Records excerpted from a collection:
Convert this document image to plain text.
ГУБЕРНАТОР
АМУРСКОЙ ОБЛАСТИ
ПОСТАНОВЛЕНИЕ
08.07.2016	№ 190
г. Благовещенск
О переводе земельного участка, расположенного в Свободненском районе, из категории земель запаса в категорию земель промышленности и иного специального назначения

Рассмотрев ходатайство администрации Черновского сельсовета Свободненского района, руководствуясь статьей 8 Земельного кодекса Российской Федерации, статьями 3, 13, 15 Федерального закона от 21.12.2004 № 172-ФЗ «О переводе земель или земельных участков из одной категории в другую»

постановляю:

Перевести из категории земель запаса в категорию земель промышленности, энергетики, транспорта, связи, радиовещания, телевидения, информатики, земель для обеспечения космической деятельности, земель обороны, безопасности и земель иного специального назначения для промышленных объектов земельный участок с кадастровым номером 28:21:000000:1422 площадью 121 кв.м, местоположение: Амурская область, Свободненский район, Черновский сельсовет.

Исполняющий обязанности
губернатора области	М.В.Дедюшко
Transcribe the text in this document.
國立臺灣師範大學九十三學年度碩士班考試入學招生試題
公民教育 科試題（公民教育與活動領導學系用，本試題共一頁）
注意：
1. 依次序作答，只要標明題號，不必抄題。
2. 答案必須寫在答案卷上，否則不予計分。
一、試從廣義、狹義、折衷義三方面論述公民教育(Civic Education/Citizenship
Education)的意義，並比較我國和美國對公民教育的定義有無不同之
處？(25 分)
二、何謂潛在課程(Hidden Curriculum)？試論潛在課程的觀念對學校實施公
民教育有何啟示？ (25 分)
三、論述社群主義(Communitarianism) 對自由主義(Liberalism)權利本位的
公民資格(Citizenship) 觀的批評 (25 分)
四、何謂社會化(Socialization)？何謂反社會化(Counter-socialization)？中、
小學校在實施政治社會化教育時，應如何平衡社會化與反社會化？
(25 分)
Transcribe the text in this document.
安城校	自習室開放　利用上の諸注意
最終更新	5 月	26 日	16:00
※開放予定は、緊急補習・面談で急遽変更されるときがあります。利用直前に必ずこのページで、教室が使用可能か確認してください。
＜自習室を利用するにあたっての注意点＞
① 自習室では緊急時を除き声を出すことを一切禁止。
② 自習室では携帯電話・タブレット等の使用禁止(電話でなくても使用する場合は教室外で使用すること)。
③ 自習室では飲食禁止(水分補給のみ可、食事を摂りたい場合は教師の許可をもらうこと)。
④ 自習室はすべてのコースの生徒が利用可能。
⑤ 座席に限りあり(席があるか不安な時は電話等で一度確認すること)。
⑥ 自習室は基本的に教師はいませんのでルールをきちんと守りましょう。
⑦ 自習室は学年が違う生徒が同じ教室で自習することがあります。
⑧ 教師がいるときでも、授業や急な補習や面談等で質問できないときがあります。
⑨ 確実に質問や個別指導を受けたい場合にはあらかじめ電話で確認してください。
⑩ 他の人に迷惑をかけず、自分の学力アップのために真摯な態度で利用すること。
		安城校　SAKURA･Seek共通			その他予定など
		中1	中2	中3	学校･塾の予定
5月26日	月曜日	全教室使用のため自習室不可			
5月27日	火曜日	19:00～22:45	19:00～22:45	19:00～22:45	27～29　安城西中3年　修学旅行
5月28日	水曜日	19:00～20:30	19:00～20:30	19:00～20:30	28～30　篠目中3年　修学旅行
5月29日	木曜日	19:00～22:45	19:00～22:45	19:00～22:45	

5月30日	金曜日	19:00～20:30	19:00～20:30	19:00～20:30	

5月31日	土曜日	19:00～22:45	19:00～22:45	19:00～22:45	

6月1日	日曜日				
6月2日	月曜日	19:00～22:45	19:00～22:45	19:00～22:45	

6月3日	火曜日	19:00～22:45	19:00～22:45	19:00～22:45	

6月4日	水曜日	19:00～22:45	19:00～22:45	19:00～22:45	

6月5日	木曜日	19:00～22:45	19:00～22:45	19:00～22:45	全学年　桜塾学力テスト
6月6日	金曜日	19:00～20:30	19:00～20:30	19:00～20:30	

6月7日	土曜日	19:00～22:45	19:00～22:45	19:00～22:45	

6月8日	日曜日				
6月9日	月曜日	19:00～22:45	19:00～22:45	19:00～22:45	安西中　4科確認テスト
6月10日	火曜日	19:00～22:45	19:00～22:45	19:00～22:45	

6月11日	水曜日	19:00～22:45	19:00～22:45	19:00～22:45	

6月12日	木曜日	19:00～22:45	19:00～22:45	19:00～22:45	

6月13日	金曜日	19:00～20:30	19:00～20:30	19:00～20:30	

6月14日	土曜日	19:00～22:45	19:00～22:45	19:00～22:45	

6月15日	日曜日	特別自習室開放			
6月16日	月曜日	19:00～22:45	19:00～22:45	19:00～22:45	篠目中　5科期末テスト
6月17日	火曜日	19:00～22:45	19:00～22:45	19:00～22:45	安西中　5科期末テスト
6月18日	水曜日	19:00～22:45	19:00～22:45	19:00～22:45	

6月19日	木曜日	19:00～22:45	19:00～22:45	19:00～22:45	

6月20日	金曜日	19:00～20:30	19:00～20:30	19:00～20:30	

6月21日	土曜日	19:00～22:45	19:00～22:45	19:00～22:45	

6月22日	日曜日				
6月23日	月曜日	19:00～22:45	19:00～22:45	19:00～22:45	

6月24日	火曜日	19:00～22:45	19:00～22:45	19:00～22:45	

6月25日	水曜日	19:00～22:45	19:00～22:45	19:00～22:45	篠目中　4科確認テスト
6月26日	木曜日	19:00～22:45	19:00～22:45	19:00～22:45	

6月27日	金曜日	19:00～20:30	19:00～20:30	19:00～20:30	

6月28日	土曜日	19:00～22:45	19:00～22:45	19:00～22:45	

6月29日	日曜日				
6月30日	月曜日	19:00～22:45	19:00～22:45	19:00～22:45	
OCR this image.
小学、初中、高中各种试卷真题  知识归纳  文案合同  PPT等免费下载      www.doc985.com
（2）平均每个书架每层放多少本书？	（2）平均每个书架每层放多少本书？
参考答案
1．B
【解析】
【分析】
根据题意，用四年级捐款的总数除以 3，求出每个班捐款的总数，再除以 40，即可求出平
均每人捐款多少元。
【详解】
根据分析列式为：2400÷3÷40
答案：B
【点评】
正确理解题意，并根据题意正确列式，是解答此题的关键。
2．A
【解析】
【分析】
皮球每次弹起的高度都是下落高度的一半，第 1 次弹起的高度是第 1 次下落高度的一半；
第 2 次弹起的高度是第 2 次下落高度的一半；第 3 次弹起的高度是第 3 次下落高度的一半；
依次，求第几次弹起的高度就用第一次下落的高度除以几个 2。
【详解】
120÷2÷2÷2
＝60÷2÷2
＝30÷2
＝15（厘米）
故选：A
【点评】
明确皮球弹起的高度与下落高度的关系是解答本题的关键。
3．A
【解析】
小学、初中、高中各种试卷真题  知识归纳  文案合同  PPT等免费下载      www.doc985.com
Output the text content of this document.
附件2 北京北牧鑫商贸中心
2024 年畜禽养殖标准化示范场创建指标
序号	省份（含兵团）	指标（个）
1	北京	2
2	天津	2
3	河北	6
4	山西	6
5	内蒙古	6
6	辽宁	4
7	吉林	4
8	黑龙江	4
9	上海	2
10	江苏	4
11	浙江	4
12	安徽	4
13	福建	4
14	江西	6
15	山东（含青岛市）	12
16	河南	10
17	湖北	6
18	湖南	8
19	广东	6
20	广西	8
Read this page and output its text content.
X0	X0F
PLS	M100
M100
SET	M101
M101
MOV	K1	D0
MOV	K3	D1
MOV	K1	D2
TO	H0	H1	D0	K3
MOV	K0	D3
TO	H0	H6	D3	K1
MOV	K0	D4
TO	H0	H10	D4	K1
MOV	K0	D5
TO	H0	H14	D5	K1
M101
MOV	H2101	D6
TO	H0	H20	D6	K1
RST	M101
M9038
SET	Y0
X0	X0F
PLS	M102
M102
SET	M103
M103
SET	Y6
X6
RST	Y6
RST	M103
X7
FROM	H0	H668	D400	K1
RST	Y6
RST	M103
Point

■ Stated task:
Pull out every line of the records that includes the string "image".

■ Solution to the exercise:
Convert this document image to plain text.
OCR this image.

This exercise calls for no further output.